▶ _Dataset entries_
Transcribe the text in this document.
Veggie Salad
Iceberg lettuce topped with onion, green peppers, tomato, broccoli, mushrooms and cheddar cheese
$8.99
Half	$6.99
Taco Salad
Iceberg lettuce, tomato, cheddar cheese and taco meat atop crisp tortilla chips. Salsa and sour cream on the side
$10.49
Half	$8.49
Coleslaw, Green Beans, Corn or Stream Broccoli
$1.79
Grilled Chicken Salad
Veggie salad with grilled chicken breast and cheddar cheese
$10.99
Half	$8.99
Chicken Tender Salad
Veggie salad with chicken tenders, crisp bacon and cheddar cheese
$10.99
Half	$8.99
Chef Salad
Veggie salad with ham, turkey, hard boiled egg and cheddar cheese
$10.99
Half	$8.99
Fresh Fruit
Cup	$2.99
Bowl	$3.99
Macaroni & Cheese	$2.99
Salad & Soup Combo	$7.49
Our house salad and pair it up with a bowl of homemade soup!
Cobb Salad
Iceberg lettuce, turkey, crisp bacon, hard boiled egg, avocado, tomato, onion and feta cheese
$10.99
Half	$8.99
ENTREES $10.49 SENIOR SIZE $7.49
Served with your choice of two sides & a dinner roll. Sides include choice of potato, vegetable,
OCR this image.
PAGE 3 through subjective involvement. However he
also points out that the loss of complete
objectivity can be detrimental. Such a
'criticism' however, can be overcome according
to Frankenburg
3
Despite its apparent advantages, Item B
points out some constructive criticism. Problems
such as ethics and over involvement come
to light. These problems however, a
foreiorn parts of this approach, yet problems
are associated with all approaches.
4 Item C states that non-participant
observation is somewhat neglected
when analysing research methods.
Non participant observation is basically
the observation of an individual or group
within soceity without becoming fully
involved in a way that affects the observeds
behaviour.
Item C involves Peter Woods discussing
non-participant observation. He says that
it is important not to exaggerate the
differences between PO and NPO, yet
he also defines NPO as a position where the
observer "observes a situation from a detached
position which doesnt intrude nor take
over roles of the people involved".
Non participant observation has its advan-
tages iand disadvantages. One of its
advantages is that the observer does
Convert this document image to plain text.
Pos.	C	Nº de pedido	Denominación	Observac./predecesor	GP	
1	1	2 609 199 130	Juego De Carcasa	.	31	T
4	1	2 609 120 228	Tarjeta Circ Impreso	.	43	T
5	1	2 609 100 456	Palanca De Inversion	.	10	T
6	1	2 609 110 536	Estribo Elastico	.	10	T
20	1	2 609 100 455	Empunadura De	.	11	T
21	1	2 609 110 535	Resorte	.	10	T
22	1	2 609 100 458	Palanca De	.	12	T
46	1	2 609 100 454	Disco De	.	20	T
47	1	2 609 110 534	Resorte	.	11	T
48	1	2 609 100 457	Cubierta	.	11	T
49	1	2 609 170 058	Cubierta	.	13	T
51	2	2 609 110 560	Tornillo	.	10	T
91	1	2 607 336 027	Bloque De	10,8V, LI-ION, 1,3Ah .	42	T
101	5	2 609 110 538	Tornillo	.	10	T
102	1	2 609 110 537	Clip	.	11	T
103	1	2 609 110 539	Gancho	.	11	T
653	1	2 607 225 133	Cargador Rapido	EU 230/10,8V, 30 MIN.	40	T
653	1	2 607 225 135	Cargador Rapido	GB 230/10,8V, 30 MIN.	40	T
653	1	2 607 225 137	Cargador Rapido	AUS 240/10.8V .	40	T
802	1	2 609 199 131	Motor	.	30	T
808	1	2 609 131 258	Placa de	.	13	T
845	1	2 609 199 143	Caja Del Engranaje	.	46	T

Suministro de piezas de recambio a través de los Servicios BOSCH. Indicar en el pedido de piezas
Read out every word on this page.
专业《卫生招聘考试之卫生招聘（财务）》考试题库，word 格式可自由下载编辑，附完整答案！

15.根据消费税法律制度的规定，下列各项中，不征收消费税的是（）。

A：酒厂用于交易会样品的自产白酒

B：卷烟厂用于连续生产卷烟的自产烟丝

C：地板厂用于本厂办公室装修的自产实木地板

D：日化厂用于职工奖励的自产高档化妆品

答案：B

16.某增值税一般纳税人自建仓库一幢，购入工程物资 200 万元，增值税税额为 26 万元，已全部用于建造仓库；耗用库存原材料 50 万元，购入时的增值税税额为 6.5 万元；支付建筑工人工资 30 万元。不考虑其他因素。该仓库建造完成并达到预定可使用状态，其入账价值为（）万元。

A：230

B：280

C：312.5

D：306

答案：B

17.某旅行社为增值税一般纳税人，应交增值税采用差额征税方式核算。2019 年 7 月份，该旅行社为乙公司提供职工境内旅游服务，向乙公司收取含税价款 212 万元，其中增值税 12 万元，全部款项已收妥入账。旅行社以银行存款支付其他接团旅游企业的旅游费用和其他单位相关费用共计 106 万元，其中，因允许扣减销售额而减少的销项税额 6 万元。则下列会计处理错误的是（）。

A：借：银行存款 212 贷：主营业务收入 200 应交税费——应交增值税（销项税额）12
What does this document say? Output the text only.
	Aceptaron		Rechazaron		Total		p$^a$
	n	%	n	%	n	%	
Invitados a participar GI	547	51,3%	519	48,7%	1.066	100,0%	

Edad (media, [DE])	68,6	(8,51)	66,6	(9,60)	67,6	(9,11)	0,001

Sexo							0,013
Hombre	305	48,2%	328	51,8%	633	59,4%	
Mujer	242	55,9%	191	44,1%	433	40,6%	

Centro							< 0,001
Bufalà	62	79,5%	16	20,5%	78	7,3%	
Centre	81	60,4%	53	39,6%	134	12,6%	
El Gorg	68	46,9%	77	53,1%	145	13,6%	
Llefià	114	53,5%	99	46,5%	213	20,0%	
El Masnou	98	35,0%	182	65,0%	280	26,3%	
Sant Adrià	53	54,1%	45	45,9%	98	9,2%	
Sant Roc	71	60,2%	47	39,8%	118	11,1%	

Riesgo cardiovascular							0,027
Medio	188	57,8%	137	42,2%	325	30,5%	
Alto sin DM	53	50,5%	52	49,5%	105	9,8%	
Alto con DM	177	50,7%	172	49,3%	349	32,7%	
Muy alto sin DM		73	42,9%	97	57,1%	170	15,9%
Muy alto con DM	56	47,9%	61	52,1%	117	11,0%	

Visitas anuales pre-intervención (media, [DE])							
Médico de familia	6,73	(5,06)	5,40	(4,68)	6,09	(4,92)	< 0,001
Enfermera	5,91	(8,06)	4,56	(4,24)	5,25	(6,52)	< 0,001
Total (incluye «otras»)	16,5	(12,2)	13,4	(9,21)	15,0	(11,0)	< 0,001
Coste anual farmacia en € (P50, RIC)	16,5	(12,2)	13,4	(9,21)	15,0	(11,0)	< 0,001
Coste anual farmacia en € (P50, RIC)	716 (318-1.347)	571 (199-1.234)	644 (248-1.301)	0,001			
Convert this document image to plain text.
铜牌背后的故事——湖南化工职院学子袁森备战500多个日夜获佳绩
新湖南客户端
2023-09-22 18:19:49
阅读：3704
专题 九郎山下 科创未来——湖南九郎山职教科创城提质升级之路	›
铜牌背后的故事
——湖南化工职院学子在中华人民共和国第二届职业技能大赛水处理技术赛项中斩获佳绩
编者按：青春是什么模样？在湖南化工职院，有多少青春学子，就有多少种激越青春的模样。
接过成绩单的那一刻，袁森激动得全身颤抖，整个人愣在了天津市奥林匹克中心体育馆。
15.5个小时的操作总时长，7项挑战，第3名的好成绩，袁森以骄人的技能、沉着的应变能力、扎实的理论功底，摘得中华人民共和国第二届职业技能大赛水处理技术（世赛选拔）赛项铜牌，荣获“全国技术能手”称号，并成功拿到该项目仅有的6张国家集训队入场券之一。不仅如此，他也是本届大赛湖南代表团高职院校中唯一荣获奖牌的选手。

▶ _What is expected_
Every entry should be printed again exactly as written.

▶ _Exercise output_
Transcribe the text in this document.
Veggie Salad
Iceberg lettuce topped with onion, green peppers, tomato, broccoli, mushrooms and cheddar cheese
$8.99
Half	$6.99
Taco Salad
Iceberg lettuce, tomato, cheddar cheese and taco meat atop crisp tortilla chips. Salsa and sour cream on the side
$10.49
Half	$8.49
Coleslaw, Green Beans, Corn or Stream Broccoli
$1.79
Grilled Chicken Salad
Veggie salad with grilled chicken breast and cheddar cheese
$10.99
Half	$8.99
Chicken Tender Salad
Veggie salad with chicken tenders, crisp bacon and cheddar cheese
$10.99
Half	$8.99
Chef Salad
Veggie salad with ham, turkey, hard boiled egg and cheddar cheese
$10.99
Half	$8.99
Fresh Fruit
Cup	$2.99
Bowl	$3.99
Macaroni & Cheese	$2.99
Salad & Soup Combo	$7.49
Our house salad and pair it up with a bowl of homemade soup!
Cobb Salad
Iceberg lettuce, turkey, crisp bacon, hard boiled egg, avocado, tomato, onion and feta cheese
$10.99
Half	$8.99
ENTREES $10.49 SENIOR SIZE $7.49
Served with your choice of two sides & a dinner roll. Sides include choice of potato, vegetable,
OCR this image.
PAGE 3 through subjective involvement. However he
also points out that the loss of complete
objectivity can be detrimental. Such a
'criticism' however, can be overcome according
to Frankenburg
3
Despite its apparent advantages, Item B
points out some constructive criticism. Problems
such as ethics and over involvement come
to light. These problems however, a
foreiorn parts of this approach, yet problems
are associated with all approaches.
4 Item C states that non-participant
observation is somewhat neglected
when analysing research methods.
Non participant observation is basically
the observation of an individual or group
within soceity without becoming fully
involved in a way that affects the observeds
behaviour.
Item C involves Peter Woods discussing
non-participant observation. He says that
it is important not to exaggerate the
differences between PO and NPO, yet
he also defines NPO as a position where the
observer "observes a situation from a detached
position which doesnt intrude nor take
over roles of the people involved".
Non participant observation has its advan-
tages iand disadvantages. One of its
advantages is that the observer does
Convert this document image to plain text.
Pos.	C	Nº de pedido	Denominación	Observac./predecesor	GP	
1	1	2 609 199 130	Juego De Carcasa	.	31	T
4	1	2 609 120 228	Tarjeta Circ Impreso	.	43	T
5	1	2 609 100 456	Palanca De Inversion	.	10	T
6	1	2 609 110 536	Estribo Elastico	.	10	T
20	1	2 609 100 455	Empunadura De	.	11	T
21	1	2 609 110 535	Resorte	.	10	T
22	1	2 609 100 458	Palanca De	.	12	T
46	1	2 609 100 454	Disco De	.	20	T
47	1	2 609 110 534	Resorte	.	11	T
48	1	2 609 100 457	Cubierta	.	11	T
49	1	2 609 170 058	Cubierta	.	13	T
51	2	2 609 110 560	Tornillo	.	10	T
91	1	2 607 336 027	Bloque De	10,8V, LI-ION, 1,3Ah .	42	T
101	5	2 609 110 538	Tornillo	.	10	T
102	1	2 609 110 537	Clip	.	11	T
103	1	2 609 110 539	Gancho	.	11	T
653	1	2 607 225 133	Cargador Rapido	EU 230/10,8V, 30 MIN.	40	T
653	1	2 607 225 135	Cargador Rapido	GB 230/10,8V, 30 MIN.	40	T
653	1	2 607 225 137	Cargador Rapido	AUS 240/10.8V .	40	T
802	1	2 609 199 131	Motor	.	30	T
808	1	2 609 131 258	Placa de	.	13	T
845	1	2 609 199 143	Caja Del Engranaje	.	46	T

Suministro de piezas de recambio a través de los Servicios BOSCH. Indicar en el pedido de piezas
Read out every word on this page.
专业《卫生招聘考试之卫生招聘（财务）》考试题库，word 格式可自由下载编辑，附完整答案！

15.根据消费税法律制度的规定，下列各项中，不征收消费税的是（）。

A：酒厂用于交易会样品的自产白酒

B：卷烟厂用于连续生产卷烟的自产烟丝

C：地板厂用于本厂办公室装修的自产实木地板

D：日化厂用于职工奖励的自产高档化妆品

答案：B

16.某增值税一般纳税人自建仓库一幢，购入工程物资 200 万元，增值税税额为 26 万元，已全部用于建造仓库；耗用库存原材料 50 万元，购入时的增值税税额为 6.5 万元；支付建筑工人工资 30 万元。不考虑其他因素。该仓库建造完成并达到预定可使用状态，其入账价值为（）万元。

A：230

B：280

C：312.5

D：306

答案：B

17.某旅行社为增值税一般纳税人，应交增值税采用差额征税方式核算。2019 年 7 月份，该旅行社为乙公司提供职工境内旅游服务，向乙公司收取含税价款 212 万元，其中增值税 12 万元，全部款项已收妥入账。旅行社以银行存款支付其他接团旅游企业的旅游费用和其他单位相关费用共计 106 万元，其中，因允许扣减销售额而减少的销项税额 6 万元。则下列会计处理错误的是（）。

A：借：银行存款 212 贷：主营业务收入 200 应交税费——应交增值税（销项税额）12
What does this document say? Output the text only.
	Aceptaron		Rechazaron		Total		p$^a$
	n	%	n	%	n	%	
Invitados a participar GI	547	51,3%	519	48,7%	1.066	100,0%	

Edad (media, [DE])	68,6	(8,51)	66,6	(9,60)	67,6	(9,11)	0,001

Sexo							0,013
Hombre	305	48,2%	328	51,8%	633	59,4%	
Mujer	242	55,9%	191	44,1%	433	40,6%	

Centro							< 0,001
Bufalà	62	79,5%	16	20,5%	78	7,3%	
Centre	81	60,4%	53	39,6%	134	12,6%	
El Gorg	68	46,9%	77	53,1%	145	13,6%	
Llefià	114	53,5%	99	46,5%	213	20,0%	
El Masnou	98	35,0%	182	65,0%	280	26,3%	
Sant Adrià	53	54,1%	45	45,9%	98	9,2%	
Sant Roc	71	60,2%	47	39,8%	118	11,1%	

Riesgo cardiovascular							0,027
Medio	188	57,8%	137	42,2%	325	30,5%	
Alto sin DM	53	50,5%	52	49,5%	105	9,8%	
Alto con DM	177	50,7%	172	49,3%	349	32,7%	
Muy alto sin DM		73	42,9%	97	57,1%	170	15,9%
Muy alto con DM	56	47,9%	61	52,1%	117	11,0%	

Visitas anuales pre-intervención (media, [DE])							
Médico de familia	6,73	(5,06)	5,40	(4,68)	6,09	(4,92)	< 0,001
Enfermera	5,91	(8,06)	4,56	(4,24)	5,25	(6,52)	< 0,001
Total (incluye «otras»)	16,5	(12,2)	13,4	(9,21)	15,0	(11,0)	< 0,001
Coste anual farmacia en € (P50, RIC)	16,5	(12,2)	13,4	(9,21)	15,0	(11,0)	< 0,001
Coste anual farmacia en € (P50, RIC)	716 (318-1.347)	571 (199-1.234)	644 (248-1.301)	0,001			
Convert this document image to plain text.
铜牌背后的故事——湖南化工职院学子袁森备战500多个日夜获佳绩
新湖南客户端
2023-09-22 18:19:49
阅读：3704
专题 九郎山下 科创未来——湖南九郎山职教科创城提质升级之路	›
铜牌背后的故事
——湖南化工职院学子在中华人民共和国第二届职业技能大赛水处理技术赛项中斩获佳绩
编者按：青春是什么模样？在湖南化工职院，有多少青春学子，就有多少种激越青春的模样。
接过成绩单的那一刻，袁森激动得全身颤抖，整个人愣在了天津市奥林匹克中心体育馆。
15.5个小时的操作总时长，7项挑战，第3名的好成绩，袁森以骄人的技能、沉着的应变能力、扎实的理论功底，摘得中华人民共和国第二届职业技能大赛水处理技术（世赛选拔）赛项铜牌，荣获“全国技术能手”称号，并成功拿到该项目仅有的6张国家集训队入场券之一。不仅如此，他也是本届大赛湖南代表团高职院校中唯一荣获奖牌的选手。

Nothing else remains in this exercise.